=== Work to complete ===
The records below are split into lines. How many of those lines contain the string "data"? Reply with the number only.

=== Available records ===
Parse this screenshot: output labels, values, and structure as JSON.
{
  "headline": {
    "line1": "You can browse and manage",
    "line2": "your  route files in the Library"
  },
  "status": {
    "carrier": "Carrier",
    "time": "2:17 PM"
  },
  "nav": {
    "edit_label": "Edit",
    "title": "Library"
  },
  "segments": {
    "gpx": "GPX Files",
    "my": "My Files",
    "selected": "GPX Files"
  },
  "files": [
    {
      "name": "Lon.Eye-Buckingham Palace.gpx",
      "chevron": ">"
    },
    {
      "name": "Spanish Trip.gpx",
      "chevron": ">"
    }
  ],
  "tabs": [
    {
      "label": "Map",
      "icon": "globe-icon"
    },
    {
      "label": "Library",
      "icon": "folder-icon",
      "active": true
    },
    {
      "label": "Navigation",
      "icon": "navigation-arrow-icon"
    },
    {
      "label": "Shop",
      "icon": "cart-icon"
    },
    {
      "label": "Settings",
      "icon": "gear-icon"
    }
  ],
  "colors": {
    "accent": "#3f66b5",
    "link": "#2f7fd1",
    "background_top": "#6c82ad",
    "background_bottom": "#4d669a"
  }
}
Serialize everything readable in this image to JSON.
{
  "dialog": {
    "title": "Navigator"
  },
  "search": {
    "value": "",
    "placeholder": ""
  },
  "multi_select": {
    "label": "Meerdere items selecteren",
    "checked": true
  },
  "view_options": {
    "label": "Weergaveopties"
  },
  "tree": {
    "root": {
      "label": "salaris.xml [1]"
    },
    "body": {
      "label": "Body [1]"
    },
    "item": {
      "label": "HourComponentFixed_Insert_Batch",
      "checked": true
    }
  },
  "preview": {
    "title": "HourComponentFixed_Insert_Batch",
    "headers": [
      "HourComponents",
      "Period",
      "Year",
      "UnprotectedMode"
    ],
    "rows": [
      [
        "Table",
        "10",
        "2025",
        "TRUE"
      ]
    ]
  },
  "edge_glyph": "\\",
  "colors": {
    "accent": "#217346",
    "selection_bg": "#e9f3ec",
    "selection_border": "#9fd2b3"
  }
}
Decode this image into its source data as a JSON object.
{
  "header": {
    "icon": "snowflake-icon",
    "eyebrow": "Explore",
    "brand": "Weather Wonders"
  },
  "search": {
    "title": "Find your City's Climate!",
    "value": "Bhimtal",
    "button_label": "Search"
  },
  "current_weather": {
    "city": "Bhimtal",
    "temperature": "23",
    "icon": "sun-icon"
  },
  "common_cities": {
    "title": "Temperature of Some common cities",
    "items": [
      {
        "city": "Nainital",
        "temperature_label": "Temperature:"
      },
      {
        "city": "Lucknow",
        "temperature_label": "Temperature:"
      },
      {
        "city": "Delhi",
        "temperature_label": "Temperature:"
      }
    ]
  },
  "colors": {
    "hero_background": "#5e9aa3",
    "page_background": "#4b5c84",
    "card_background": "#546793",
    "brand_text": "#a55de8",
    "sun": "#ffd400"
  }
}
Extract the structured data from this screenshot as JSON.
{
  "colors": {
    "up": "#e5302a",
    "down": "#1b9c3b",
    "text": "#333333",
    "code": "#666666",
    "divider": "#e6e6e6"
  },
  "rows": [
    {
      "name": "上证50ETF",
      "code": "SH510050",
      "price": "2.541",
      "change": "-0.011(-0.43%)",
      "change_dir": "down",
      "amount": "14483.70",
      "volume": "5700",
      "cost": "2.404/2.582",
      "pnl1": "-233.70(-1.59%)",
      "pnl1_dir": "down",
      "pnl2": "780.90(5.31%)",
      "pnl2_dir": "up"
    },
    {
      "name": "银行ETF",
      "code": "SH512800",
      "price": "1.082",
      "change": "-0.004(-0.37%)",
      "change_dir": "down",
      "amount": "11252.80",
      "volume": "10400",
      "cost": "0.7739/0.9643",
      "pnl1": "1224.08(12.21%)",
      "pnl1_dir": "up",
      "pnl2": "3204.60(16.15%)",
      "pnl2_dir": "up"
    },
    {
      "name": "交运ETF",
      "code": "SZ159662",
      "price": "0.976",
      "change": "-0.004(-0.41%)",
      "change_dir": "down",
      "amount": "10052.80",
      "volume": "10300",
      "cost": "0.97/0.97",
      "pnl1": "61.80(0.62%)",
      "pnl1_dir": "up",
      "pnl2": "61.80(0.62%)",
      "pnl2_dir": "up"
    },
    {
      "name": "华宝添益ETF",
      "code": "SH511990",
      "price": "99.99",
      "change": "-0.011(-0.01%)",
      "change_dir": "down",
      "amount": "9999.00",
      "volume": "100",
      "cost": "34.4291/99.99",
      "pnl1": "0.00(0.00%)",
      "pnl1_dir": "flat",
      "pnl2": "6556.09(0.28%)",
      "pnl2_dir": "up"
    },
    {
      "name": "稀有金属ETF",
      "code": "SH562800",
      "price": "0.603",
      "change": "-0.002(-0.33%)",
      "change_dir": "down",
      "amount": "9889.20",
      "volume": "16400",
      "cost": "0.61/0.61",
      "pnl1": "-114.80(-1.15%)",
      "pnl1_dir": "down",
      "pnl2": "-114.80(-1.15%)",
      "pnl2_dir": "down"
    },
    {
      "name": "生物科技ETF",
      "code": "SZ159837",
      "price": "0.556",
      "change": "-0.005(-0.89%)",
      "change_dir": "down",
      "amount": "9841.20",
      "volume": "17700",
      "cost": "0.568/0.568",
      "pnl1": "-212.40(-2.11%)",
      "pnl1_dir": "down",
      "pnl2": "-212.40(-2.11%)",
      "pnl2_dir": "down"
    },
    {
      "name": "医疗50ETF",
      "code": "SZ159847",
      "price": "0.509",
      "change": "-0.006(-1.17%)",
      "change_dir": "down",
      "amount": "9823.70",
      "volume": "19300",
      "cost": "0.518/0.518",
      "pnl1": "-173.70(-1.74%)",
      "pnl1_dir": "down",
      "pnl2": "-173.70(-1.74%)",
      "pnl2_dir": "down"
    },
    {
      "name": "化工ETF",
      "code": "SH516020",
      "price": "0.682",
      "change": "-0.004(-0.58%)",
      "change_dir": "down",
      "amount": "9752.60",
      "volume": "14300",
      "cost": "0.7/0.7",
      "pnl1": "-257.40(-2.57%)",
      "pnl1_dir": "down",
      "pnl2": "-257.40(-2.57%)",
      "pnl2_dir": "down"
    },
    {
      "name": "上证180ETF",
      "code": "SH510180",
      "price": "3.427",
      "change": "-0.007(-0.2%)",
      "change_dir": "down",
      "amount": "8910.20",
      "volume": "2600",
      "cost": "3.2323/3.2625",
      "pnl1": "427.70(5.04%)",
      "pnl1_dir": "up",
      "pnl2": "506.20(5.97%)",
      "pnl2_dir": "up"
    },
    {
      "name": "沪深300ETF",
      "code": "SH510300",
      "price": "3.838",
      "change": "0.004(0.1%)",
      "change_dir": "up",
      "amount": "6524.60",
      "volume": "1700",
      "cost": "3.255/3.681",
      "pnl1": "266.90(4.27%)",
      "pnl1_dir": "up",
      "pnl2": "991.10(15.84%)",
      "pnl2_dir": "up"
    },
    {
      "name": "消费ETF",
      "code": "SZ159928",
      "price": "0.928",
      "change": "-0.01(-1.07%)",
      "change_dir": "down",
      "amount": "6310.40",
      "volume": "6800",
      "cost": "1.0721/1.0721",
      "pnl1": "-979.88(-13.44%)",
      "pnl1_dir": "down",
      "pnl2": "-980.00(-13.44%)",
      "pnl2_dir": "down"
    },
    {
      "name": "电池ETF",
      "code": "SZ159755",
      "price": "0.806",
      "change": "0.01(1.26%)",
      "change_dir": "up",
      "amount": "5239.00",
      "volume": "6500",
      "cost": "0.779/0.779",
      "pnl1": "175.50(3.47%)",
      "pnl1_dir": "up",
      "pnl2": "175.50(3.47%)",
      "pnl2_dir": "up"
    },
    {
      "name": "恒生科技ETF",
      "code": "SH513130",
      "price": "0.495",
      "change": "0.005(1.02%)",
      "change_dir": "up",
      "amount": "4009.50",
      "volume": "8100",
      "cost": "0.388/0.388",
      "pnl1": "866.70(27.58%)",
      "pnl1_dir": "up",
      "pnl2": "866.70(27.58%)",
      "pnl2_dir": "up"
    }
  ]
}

=== Answer in full ===
2